Task statement: Copy the lines of the records character for character, from the line with "candle <box>347 351 353 361</box>" up to and including the line with "candle <box>392 354 398 362</box>".

═════ Given data

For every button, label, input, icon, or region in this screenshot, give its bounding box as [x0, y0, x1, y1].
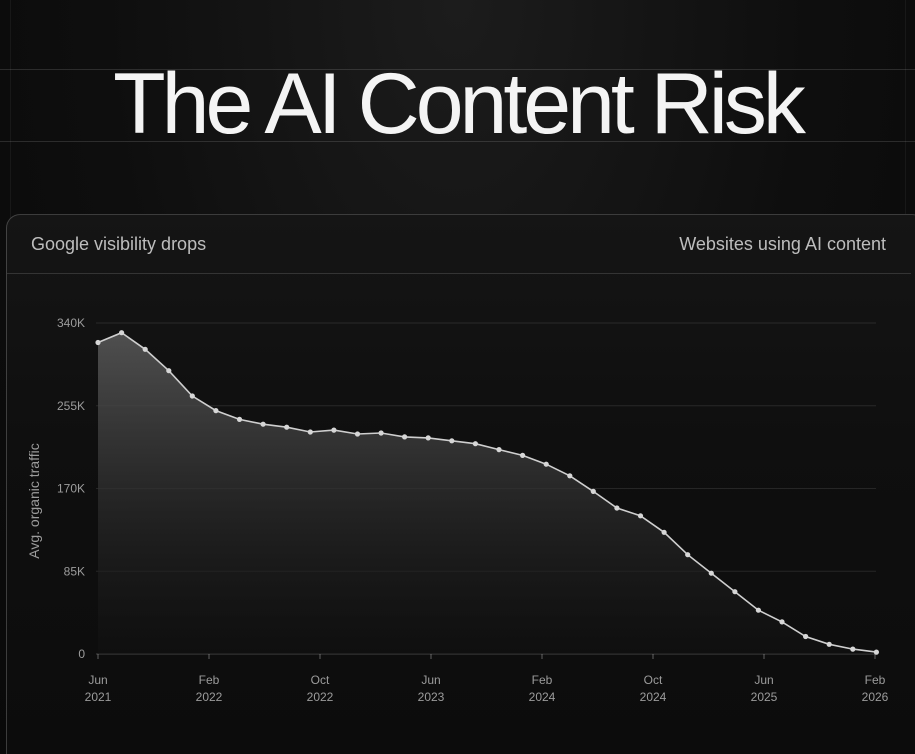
x-tick-label-year: 2023 — [418, 690, 445, 704]
page-title: The AI Content Risk — [113, 56, 806, 152]
data-point — [755, 607, 762, 613]
data-point — [95, 339, 101, 346]
data-point — [472, 441, 478, 447]
data-point — [189, 393, 195, 399]
x-tick-label-year: 2024 — [529, 690, 556, 704]
x-tick-label-year: 2022 — [196, 690, 223, 704]
card-label-left: Google visibility drops — [31, 234, 207, 254]
data-point — [614, 505, 620, 511]
data-point — [260, 421, 266, 427]
x-tick-label-month: Jun — [421, 673, 440, 687]
data-point — [826, 641, 832, 647]
x-tick-label-year: 2025 — [751, 690, 778, 704]
guide-line-top — [0, 69, 915, 70]
x-tick-label-month: Oct — [644, 673, 663, 687]
series-line — [97, 331, 877, 653]
area-fill — [98, 332, 877, 654]
data-point — [331, 427, 337, 433]
x-tick-label-month: Feb — [199, 673, 220, 687]
y-tick-label: 85K — [64, 564, 85, 578]
data-point — [779, 619, 785, 625]
data-point — [402, 434, 408, 440]
data-points — [95, 330, 880, 655]
data-point — [213, 408, 219, 414]
data-point — [307, 429, 313, 435]
data-point — [873, 649, 880, 655]
x-tick-label-year: 2024 — [640, 690, 667, 704]
y-tick-label: 255K — [57, 399, 85, 413]
data-point — [543, 461, 549, 467]
guide-line-bottom — [0, 141, 915, 142]
y-tick-label: 0 — [78, 647, 85, 661]
y-axis-label: Avg. organic traffic — [26, 443, 42, 558]
data-point — [119, 330, 125, 336]
data-point — [378, 430, 384, 436]
data-point — [284, 424, 290, 430]
data-point — [496, 447, 502, 453]
data-point — [520, 452, 526, 458]
y-axis: 0 85K 170K 255K 340K — [57, 316, 85, 661]
data-point — [449, 438, 455, 444]
data-point — [425, 435, 431, 441]
data-point — [142, 346, 148, 352]
data-point — [354, 431, 361, 437]
x-tick-label-year: 2021 — [85, 690, 112, 704]
x-tick-label-month: Oct — [311, 673, 330, 687]
x-tick-label-month: Jun — [754, 673, 773, 687]
y-tick-label: 170K — [57, 482, 85, 496]
data-point — [661, 529, 667, 535]
x-tick-label-month: Feb — [865, 673, 886, 687]
data-point — [166, 368, 172, 374]
x-tick-label-month: Jun — [88, 673, 107, 687]
x-axis: Jun 2021 Feb 2022 Oct 2022 Jun 2023 Feb 2024 Oct 20… — [85, 654, 889, 704]
x-tick-label-year: 2026 — [862, 690, 889, 704]
data-point — [685, 552, 691, 558]
data-point — [803, 633, 809, 640]
x-tick-label-year: 2022 — [307, 690, 334, 704]
data-point — [236, 416, 243, 422]
data-point — [732, 589, 738, 595]
x-tick-label-month: Feb — [532, 673, 553, 687]
y-tick-label: 340K — [57, 316, 85, 330]
data-point — [708, 570, 714, 576]
data-point — [567, 473, 573, 479]
data-point — [637, 513, 644, 519]
card-label-right: Websites using AI content — [679, 234, 886, 254]
data-point — [850, 646, 856, 652]
card-header: Google visibility drops Websites using A… — [7, 215, 911, 274]
data-point — [590, 488, 596, 494]
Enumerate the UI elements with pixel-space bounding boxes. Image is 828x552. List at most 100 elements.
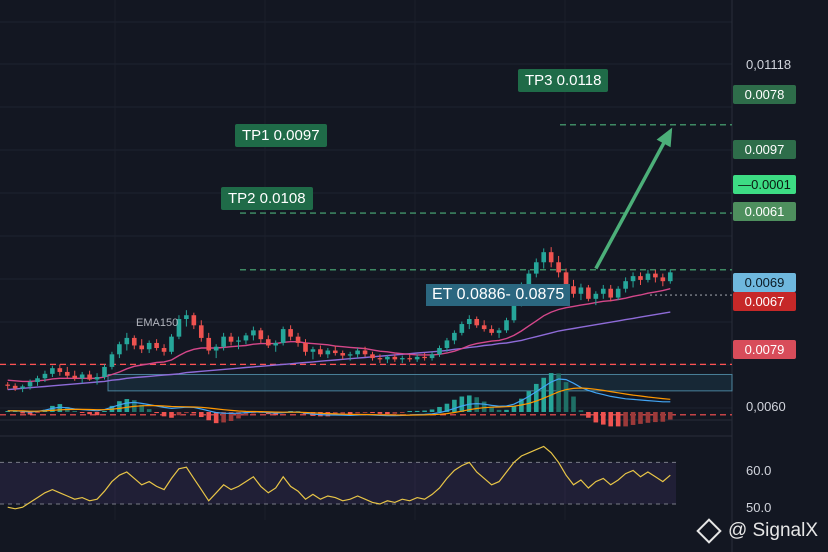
candle <box>347 351 353 361</box>
macd-histogram-bar <box>154 412 159 414</box>
macd-axis-value: 0,0060 <box>746 399 786 414</box>
macd-histogram-bar <box>191 412 197 414</box>
candle <box>459 321 465 336</box>
macd-histogram-bar <box>541 377 547 412</box>
macd-histogram-bar <box>20 412 25 414</box>
candle-body <box>20 386 25 389</box>
macd-histogram-bar <box>340 412 346 415</box>
candle <box>504 317 509 333</box>
candle-body <box>407 358 413 360</box>
candle-body <box>466 319 472 325</box>
ema150-line <box>7 311 671 391</box>
candle <box>124 332 130 351</box>
macd-histogram-bar <box>593 412 599 423</box>
candle-body <box>429 354 435 359</box>
candle <box>295 332 301 347</box>
candle <box>184 310 189 327</box>
candle-body <box>660 277 666 282</box>
rsi-tick-60: 60.0 <box>746 463 772 478</box>
macd-histogram-bar <box>5 411 11 412</box>
candle-body <box>347 354 353 356</box>
candle-body <box>288 329 293 337</box>
candle-body <box>258 330 264 340</box>
rsi-line <box>7 445 671 510</box>
candle-body <box>667 272 673 282</box>
macd-signal-line <box>7 387 671 416</box>
macd-histogram-bar <box>184 412 189 414</box>
macd-histogram-bar <box>377 412 383 414</box>
candle-body <box>161 348 167 352</box>
price-tag-current: —0.0001 <box>733 175 796 194</box>
candle-body <box>608 288 614 298</box>
candle-body <box>474 319 480 326</box>
candle <box>496 327 502 338</box>
candle <box>600 284 606 299</box>
candle-body <box>600 288 606 294</box>
candle <box>615 286 621 301</box>
candle-body <box>102 366 107 377</box>
candle <box>392 354 398 362</box>
candle-body <box>213 346 219 351</box>
candle <box>414 354 420 362</box>
macd-histogram-bar <box>362 412 368 413</box>
candle-body <box>332 350 338 354</box>
candle <box>310 346 316 360</box>
macd-histogram-bar <box>615 412 621 427</box>
candle <box>206 332 212 355</box>
candle-body <box>481 325 487 330</box>
macd-histogram-bar <box>407 411 413 412</box>
macd-histogram-bar <box>414 410 420 412</box>
candle-body <box>79 374 85 379</box>
macd-histogram-bar <box>452 399 457 412</box>
macd-histogram-bar <box>638 412 643 424</box>
candle <box>273 340 279 352</box>
candle-body <box>414 356 420 360</box>
price-tag-entry: 0.0069 <box>733 273 796 292</box>
candle-body <box>94 377 100 380</box>
candle-body <box>206 337 212 351</box>
macd-histogram-bar <box>600 412 606 425</box>
candle-body <box>146 342 152 350</box>
candle <box>586 284 591 302</box>
grid <box>0 0 733 552</box>
macd-histogram-bar <box>578 410 584 412</box>
target-arrow <box>594 127 673 270</box>
price-tag-stop2: 0.0079 <box>733 340 796 359</box>
candle <box>169 334 174 355</box>
candle <box>332 345 338 356</box>
candle-body <box>273 342 279 346</box>
macd-histogram-bar <box>571 396 576 412</box>
candle-body <box>370 354 375 359</box>
candle <box>325 348 331 359</box>
candle-body <box>399 358 405 360</box>
macd-histogram-bar <box>370 412 375 414</box>
candle <box>213 344 219 359</box>
macd-histogram-bar <box>385 412 390 415</box>
candle-body <box>42 373 48 379</box>
tp2-label[interactable]: TP2 0.0108 <box>221 187 313 210</box>
candle <box>444 337 450 352</box>
candle-body <box>325 350 331 355</box>
entry-label[interactable]: ET 0.0886- 0.0875 <box>426 284 571 306</box>
candle-body <box>280 329 286 343</box>
macd-histogram-bar <box>72 410 78 412</box>
candle <box>541 248 547 269</box>
macd-histogram-bar <box>79 412 85 413</box>
candles <box>5 247 673 393</box>
macd-histogram-bar <box>295 411 301 412</box>
candle-body <box>72 375 78 379</box>
candle-body <box>533 262 539 274</box>
candle <box>228 332 234 346</box>
candle-body <box>251 330 256 336</box>
tp1-label[interactable]: TP1 0.0097 <box>235 124 327 147</box>
candle-body <box>355 350 360 355</box>
candle-body <box>615 288 621 298</box>
candle <box>191 312 197 330</box>
candle <box>489 325 494 336</box>
candle-body <box>109 354 115 367</box>
candle <box>578 283 584 301</box>
candle-body <box>27 382 33 387</box>
tp3-label[interactable]: TP3 0.0118 <box>518 69 609 92</box>
candle <box>630 272 636 288</box>
macd-histogram-bar <box>139 404 145 412</box>
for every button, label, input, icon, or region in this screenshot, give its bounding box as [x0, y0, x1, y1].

══════════

Answer to this task:
candle <box>347 351 353 361</box>
macd-histogram-bar <box>154 412 159 414</box>
macd-axis-value: 0,0060 <box>746 399 786 414</box>
macd-histogram-bar <box>191 412 197 414</box>
candle <box>459 321 465 336</box>
macd-histogram-bar <box>541 377 547 412</box>
macd-histogram-bar <box>20 412 25 414</box>
candle-body <box>20 386 25 389</box>
macd-histogram-bar <box>340 412 346 415</box>
candle <box>504 317 509 333</box>
candle-body <box>407 358 413 360</box>
candle-body <box>466 319 472 325</box>
ema150-line <box>7 311 671 391</box>
candle <box>124 332 130 351</box>
macd-histogram-bar <box>593 412 599 423</box>
candle-body <box>429 354 435 359</box>
candle <box>295 332 301 347</box>
candle <box>184 310 189 327</box>
candle-body <box>660 277 666 282</box>
rsi-tick-60: 60.0 <box>746 463 772 478</box>
macd-histogram-bar <box>5 411 11 412</box>
candle-body <box>347 354 353 356</box>
candle-body <box>288 329 293 337</box>
candle-body <box>258 330 264 340</box>
rsi-line <box>7 445 671 510</box>
candle-body <box>667 272 673 282</box>
macd-signal-line <box>7 387 671 416</box>
macd-histogram-bar <box>184 412 189 414</box>
macd-histogram-bar <box>377 412 383 414</box>
candle-body <box>161 348 167 352</box>
price-tag-current: —0.0001 <box>733 175 796 194</box>
candle-body <box>608 288 614 298</box>
candle-body <box>474 319 480 326</box>
candle <box>496 327 502 338</box>
candle <box>600 284 606 299</box>
candle-body <box>600 288 606 294</box>
candle <box>615 286 621 301</box>
candle-body <box>102 366 107 377</box>
candle <box>392 354 398 362</box>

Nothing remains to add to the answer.